= The request =
Search the listing for "tiết" and copy every line where it appears.
** Start **
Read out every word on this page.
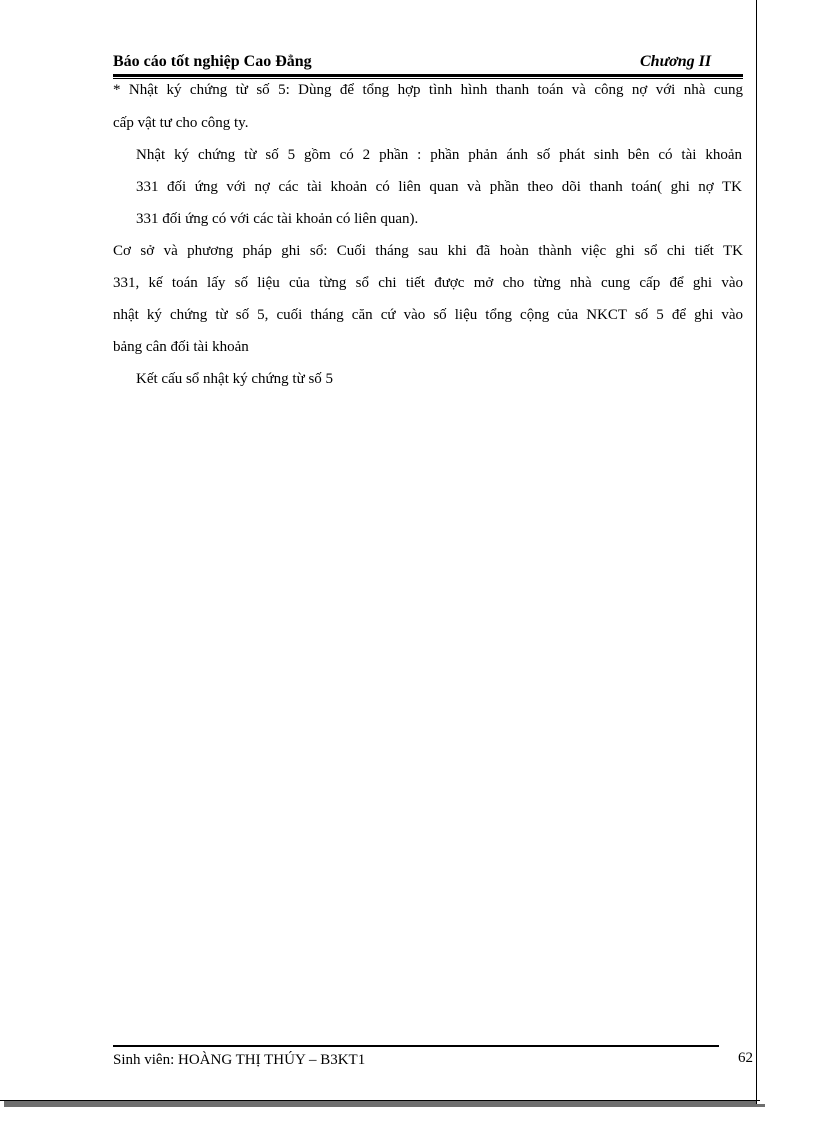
Báo cáo tốt nghiệp Cao Đẳng	Chương II
* Nhật ký chứng từ số 5: Dùng để tổng hợp tình hình thanh toán và công nợ với nhà cung
cấp vật tư cho công ty.
Nhật ký chứng từ số 5 gồm có 2 phần : phần phản ánh số phát sinh bên có tài khoản
331 đối ứng với nợ các tài khoản có liên quan và phần theo dõi thanh toán( ghi nợ TK
331 đối ứng có với các tài khoản có liên quan).
Cơ sở và phương pháp ghi sổ: Cuối tháng sau khi đã hoàn thành việc ghi sổ chi tiết TK
331, kế toán lấy số liệu của từng sổ chi tiết được mở cho từng nhà cung cấp để ghi vào
nhật ký chứng từ số 5, cuối tháng căn cứ vào số liệu tổng cộng của NKCT số 5 để ghi vào
bảng cân đối tài khoản
Kết cấu sổ nhật ký chứng từ số 5
Sinh viên: HOÀNG THỊ THÚY – B3KT1	62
** End **
= Worked answer =
Cơ sở và phương pháp ghi sổ: Cuối tháng sau khi đã hoàn thành việc ghi sổ chi tiết TK
331, kế toán lấy số liệu của từng sổ chi tiết được mở cho từng nhà cung cấp để ghi vào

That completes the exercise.